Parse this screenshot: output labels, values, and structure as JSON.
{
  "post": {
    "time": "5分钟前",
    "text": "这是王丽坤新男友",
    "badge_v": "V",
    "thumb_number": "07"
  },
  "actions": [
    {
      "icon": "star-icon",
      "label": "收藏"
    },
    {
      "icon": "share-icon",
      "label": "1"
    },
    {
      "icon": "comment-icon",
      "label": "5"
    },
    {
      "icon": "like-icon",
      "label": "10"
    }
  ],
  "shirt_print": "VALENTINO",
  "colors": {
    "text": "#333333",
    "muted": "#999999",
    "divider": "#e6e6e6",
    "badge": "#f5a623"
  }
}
===============
__Task directions__
Retype all of the material above with every character intact.

__Output of the task__
Parse this screenshot: output labels, values, and structure as JSON.
{
  "post": {
    "time": "5分钟前",
    "text": "这是王丽坤新男友",
    "badge_v": "V",
    "thumb_number": "07"
  },
  "actions": [
    {
      "icon": "star-icon",
      "label": "收藏"
    },
    {
      "icon": "share-icon",
      "label": "1"
    },
    {
      "icon": "comment-icon",
      "label": "5"
    },
    {
      "icon": "like-icon",
      "label": "10"
    }
  ],
  "shirt_print": "VALENTINO",
  "colors": {
    "text": "#333333",
    "muted": "#999999",
    "divider": "#e6e6e6",
    "badge": "#f5a623"
  }
}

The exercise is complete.